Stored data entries
◆ ◆ ◆ ◆

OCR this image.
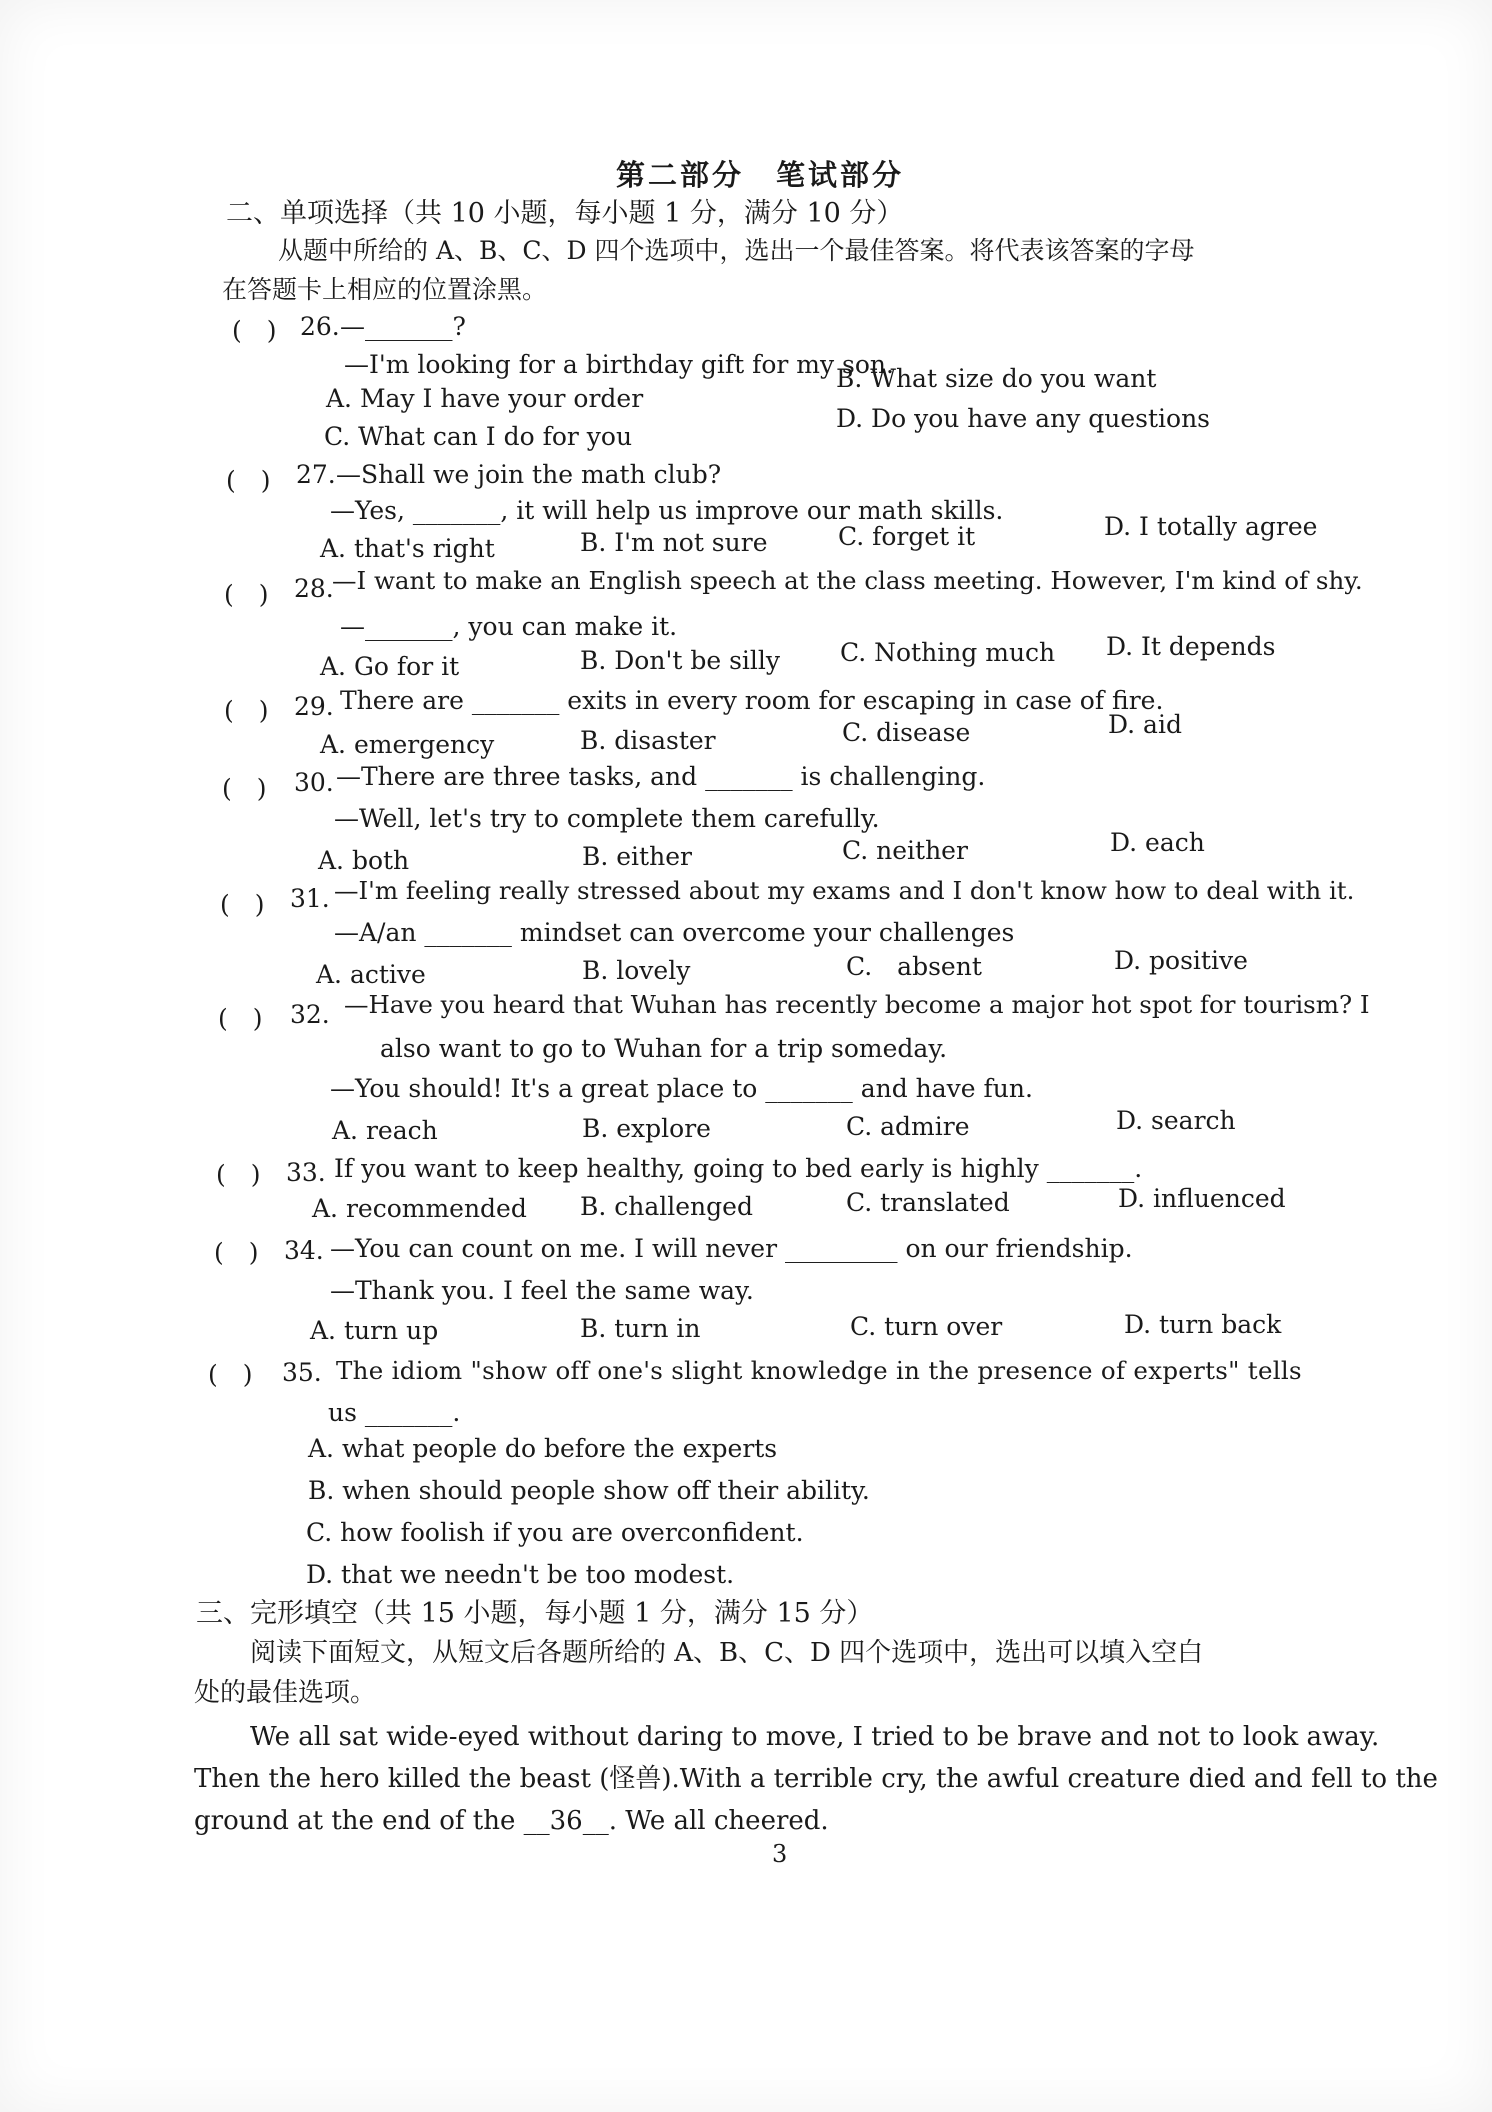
第二部分　笔试部分
二、单项选择（共 10 小题，每小题 1 分，满分 10 分）
从题中所给的 A、B、C、D 四个选项中，选出一个最佳答案。将代表该答案的字母
在答题卡上相应的位置涂黑。
(　) 26. —_______?
—I'm looking for a birthday gift for my son.
A. May I have your order
B. What size do you want
C. What can I do for you
D. Do you have any questions
(　) 27. —Shall we join the math club?
—Yes, _______, it will help us improve our math skills.
A. that's right	B. I'm not sure	C. forget it	D. I totally agree
(　) 28.
—I want to make an English speech at the class meeting. However, I'm kind of shy.
—_______, you can make it.
A. Go for it	B. Don't be silly C. Nothing much D. It depends
(　) 29. There are _______ exits in every room for escaping in case of fire.
A. emergency	B. disaster	C. disease	D. aid
(　) 30. —There are three tasks, and _______ is challenging.
—Well, let's try to complete them carefully.
A. both	B. either	C. neither	D. each
(　) 31. —I'm feeling really stressed about my exams and I don't know how to deal with it.
—A/an _______ mindset can overcome your challenges
A. active	B. lovely	C.　absent	D. positive
(　) 32. —Have you heard that Wuhan has recently become a major hot spot for tourism? I
also want to go to Wuhan for a trip someday.
—You should! It's a great place to _______ and have fun.
A. reach	B. explore	C. admire	D. search
(　) 33. If you want to keep healthy, going to bed early is highly _______.
A. recommended B. challenged	C. translated	D. influenced
(　) 34. —You can count on me. I will never _________ on our friendship.
—Thank you. I feel the same way.
A. turn up	B. turn in	C. turn over	D. turn back
(　) 35. The idiom "show off one's slight knowledge in the presence of experts" tells
us _______.
A. what people do before the experts
B. when should people show off their ability.
C. how foolish if you are overconfident.
D. that we needn't be too modest.
三、完形填空（共 15 小题，每小题 1 分，满分 15 分）
阅读下面短文，从短文后各题所给的 A、B、C、D 四个选项中，选出可以填入空白
处的最佳选项。
We all sat wide-eyed without daring to move, I tried to be brave and not to look away.
Then the hero killed the beast (怪兽).With a terrible cry, the awful creature died and fell to the
ground at the end of the __36__. We all cheered.
3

◆ ◆ ◆ ◆

▸ WHAT IS BEING ASKED
Copy the records exactly. Skip the pictures.

▸ SOLUTION FOR THIS EXERCISE
OCR this image.
第二部分　笔试部分
二、单项选择（共 10 小题，每小题 1 分，满分 10 分）
从题中所给的 A、B、C、D 四个选项中，选出一个最佳答案。将代表该答案的字母
在答题卡上相应的位置涂黑。
(　) 26. —_______?
—I'm looking for a birthday gift for my son.
A. May I have your order
B. What size do you want
C. What can I do for you
D. Do you have any questions
(　) 27. —Shall we join the math club?
—Yes, _______, it will help us improve our math skills.
A. that's right	B. I'm not sure	C. forget it	D. I totally agree
(　) 28.
—I want to make an English speech at the class meeting. However, I'm kind of shy.
—_______, you can make it.
A. Go for it	B. Don't be silly C. Nothing much D. It depends
(　) 29. There are _______ exits in every room for escaping in case of fire.
A. emergency	B. disaster	C. disease	D. aid
(　) 30. —There are three tasks, and _______ is challenging.
—Well, let's try to complete them carefully.
A. both	B. either	C. neither	D. each
(　) 31. —I'm feeling really stressed about my exams and I don't know how to deal with it.
—A/an _______ mindset can overcome your challenges
A. active	B. lovely	C.　absent	D. positive
(　) 32. —Have you heard that Wuhan has recently become a major hot spot for tourism? I
also want to go to Wuhan for a trip someday.
—You should! It's a great place to _______ and have fun.
A. reach	B. explore	C. admire	D. search
(　) 33. If you want to keep healthy, going to bed early is highly _______.
A. recommended B. challenged	C. translated	D. influenced
(　) 34. —You can count on me. I will never _________ on our friendship.
—Thank you. I feel the same way.
A. turn up	B. turn in	C. turn over	D. turn back
(　) 35. The idiom "show off one's slight knowledge in the presence of experts" tells
us _______.
A. what people do before the experts
B. when should people show off their ability.
C. how foolish if you are overconfident.
D. that we needn't be too modest.
三、完形填空（共 15 小题，每小题 1 分，满分 15 分）
阅读下面短文，从短文后各题所给的 A、B、C、D 四个选项中，选出可以填入空白
处的最佳选项。
We all sat wide-eyed without daring to move, I tried to be brave and not to look away.
Then the hero killed the beast (怪兽).With a terrible cry, the awful creature died and fell to the
ground at the end of the __36__. We all cheered.
3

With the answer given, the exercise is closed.